» What you need to do: Quote the line containing "Parse this screenshot: output" and all lines that follow it in the listing below, exactly as written.
## BEGIN Data supplied
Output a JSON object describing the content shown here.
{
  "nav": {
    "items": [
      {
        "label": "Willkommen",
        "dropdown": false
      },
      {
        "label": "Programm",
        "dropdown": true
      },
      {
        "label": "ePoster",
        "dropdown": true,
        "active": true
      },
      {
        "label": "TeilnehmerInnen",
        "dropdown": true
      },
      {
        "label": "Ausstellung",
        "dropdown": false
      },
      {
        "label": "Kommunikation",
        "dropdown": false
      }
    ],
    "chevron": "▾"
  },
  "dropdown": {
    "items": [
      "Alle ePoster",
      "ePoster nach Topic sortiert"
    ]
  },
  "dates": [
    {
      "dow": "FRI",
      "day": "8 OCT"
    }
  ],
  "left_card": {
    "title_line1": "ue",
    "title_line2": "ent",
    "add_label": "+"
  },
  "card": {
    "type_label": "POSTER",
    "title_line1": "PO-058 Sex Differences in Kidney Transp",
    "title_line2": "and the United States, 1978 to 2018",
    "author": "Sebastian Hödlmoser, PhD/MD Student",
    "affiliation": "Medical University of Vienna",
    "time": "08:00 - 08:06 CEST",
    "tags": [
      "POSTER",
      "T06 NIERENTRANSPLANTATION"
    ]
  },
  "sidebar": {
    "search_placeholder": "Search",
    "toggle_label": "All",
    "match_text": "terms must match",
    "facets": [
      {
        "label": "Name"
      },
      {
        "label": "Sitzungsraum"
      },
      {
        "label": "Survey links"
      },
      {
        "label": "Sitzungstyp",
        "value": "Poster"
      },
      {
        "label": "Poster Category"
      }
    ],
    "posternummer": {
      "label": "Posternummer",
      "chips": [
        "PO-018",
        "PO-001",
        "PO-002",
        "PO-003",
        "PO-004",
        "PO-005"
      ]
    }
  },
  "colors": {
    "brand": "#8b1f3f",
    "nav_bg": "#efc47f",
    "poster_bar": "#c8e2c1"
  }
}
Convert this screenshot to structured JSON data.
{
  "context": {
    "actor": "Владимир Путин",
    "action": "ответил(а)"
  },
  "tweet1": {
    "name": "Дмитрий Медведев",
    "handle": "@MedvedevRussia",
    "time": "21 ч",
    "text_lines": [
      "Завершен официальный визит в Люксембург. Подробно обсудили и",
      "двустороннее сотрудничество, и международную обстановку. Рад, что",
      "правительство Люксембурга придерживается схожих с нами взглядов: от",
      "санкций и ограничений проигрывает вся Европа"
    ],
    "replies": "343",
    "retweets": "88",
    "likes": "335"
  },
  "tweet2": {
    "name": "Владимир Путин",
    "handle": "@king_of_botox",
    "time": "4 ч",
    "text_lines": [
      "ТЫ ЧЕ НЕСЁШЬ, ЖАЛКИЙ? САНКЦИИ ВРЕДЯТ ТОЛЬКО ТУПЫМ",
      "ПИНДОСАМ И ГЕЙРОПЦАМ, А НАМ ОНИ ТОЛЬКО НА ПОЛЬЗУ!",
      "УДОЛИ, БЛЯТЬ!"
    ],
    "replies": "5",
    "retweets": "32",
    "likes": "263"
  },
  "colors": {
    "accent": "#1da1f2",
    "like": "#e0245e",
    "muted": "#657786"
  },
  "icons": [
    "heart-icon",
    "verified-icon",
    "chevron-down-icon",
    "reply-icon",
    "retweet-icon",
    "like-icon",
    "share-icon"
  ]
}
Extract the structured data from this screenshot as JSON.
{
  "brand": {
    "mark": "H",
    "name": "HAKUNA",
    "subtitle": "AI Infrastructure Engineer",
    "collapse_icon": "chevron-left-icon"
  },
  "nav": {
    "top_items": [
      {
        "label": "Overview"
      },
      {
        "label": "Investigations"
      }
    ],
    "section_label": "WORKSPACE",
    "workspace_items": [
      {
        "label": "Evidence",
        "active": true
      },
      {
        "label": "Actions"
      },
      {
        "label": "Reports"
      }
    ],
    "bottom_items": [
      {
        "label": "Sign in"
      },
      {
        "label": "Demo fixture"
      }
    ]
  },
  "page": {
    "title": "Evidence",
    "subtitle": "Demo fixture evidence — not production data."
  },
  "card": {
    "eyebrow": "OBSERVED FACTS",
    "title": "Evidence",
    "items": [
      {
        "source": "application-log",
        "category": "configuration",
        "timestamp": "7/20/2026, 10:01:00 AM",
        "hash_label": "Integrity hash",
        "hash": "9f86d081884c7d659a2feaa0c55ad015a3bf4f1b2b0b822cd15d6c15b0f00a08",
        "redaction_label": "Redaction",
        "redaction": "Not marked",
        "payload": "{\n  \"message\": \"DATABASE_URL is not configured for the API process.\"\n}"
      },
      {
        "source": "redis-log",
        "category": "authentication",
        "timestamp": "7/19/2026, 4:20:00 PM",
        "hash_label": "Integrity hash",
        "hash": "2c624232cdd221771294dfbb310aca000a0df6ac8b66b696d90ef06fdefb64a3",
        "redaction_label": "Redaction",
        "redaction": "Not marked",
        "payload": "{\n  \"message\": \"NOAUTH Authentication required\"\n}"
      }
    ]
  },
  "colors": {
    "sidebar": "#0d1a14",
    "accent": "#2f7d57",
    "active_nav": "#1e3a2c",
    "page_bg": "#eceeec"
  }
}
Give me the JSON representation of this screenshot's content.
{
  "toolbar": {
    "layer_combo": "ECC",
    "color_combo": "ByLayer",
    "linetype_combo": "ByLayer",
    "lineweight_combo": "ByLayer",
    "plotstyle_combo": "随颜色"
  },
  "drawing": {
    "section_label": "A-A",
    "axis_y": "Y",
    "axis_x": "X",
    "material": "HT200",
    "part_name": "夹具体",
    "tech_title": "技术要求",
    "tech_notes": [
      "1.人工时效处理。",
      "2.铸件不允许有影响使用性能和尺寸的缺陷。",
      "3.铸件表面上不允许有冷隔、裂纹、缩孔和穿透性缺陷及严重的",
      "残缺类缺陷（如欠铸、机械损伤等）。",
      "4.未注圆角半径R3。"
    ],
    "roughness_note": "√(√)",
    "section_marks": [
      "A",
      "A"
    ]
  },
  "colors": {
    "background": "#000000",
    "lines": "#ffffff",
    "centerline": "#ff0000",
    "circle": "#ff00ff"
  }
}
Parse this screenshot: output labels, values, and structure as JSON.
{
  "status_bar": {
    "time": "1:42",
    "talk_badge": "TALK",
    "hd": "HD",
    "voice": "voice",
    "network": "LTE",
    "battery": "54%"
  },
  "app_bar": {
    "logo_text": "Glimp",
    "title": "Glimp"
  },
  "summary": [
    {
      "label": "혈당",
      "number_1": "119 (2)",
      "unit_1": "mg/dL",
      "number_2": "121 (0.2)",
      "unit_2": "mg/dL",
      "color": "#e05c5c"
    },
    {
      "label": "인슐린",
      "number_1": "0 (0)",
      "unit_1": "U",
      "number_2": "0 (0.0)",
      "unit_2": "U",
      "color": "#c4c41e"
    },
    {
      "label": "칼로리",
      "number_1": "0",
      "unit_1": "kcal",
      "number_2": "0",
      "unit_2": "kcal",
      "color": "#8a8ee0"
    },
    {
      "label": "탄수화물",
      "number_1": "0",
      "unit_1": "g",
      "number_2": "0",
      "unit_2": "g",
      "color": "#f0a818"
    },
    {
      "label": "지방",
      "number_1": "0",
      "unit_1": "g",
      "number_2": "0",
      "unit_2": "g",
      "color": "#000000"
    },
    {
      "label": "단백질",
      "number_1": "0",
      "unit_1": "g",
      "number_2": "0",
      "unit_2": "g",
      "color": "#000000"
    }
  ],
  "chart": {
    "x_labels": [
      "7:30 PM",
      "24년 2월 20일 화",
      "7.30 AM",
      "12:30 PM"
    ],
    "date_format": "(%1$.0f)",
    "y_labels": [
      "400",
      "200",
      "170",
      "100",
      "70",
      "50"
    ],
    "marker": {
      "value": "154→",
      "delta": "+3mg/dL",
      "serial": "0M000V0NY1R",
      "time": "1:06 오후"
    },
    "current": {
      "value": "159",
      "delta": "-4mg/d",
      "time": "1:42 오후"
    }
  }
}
## END Data supplied
» Task solution:
Parse this screenshot: output labels, values, and structure as JSON.
{
  "status_bar": {
    "time": "1:42",
    "talk_badge": "TALK",
    "hd": "HD",
    "voice": "voice",
    "network": "LTE",
    "battery": "54%"
  },
  "app_bar": {
    "logo_text": "Glimp",
    "title": "Glimp"
  },
  "summary": [
    {
      "label": "혈당",
      "number_1": "119 (2)",
      "unit_1": "mg/dL",
      "number_2": "121 (0.2)",
      "unit_2": "mg/dL",
      "color": "#e05c5c"
    },
    {
      "label": "인슐린",
      "number_1": "0 (0)",
      "unit_1": "U",
      "number_2": "0 (0.0)",
      "unit_2": "U",
      "color": "#c4c41e"
    },
    {
      "label": "칼로리",
      "number_1": "0",
      "unit_1": "kcal",
      "number_2": "0",
      "unit_2": "kcal",
      "color": "#8a8ee0"
    },
    {
      "label": "탄수화물",
      "number_1": "0",
      "unit_1": "g",
      "number_2": "0",
      "unit_2": "g",
      "color": "#f0a818"
    },
    {
      "label": "지방",
      "number_1": "0",
      "unit_1": "g",
      "number_2": "0",
      "unit_2": "g",
      "color": "#000000"
    },
    {
      "label": "단백질",
      "number_1": "0",
      "unit_1": "g",
      "number_2": "0",
      "unit_2": "g",
      "color": "#000000"
    }
  ],
  "chart": {
    "x_labels": [
      "7:30 PM",
      "24년 2월 20일 화",
      "7.30 AM",
      "12:30 PM"
    ],
    "date_format": "(%1$.0f)",
    "y_labels": [
      "400",
      "200",
      "170",
      "100",
      "70",
      "50"
    ],
    "marker": {
      "value": "154→",
      "delta": "+3mg/dL",
      "serial": "0M000V0NY1R",
      "time": "1:06 오후"
    },
    "current": {
      "value": "159",
      "delta": "-4mg/d",
      "time": "1:42 오후"
    }
  }
}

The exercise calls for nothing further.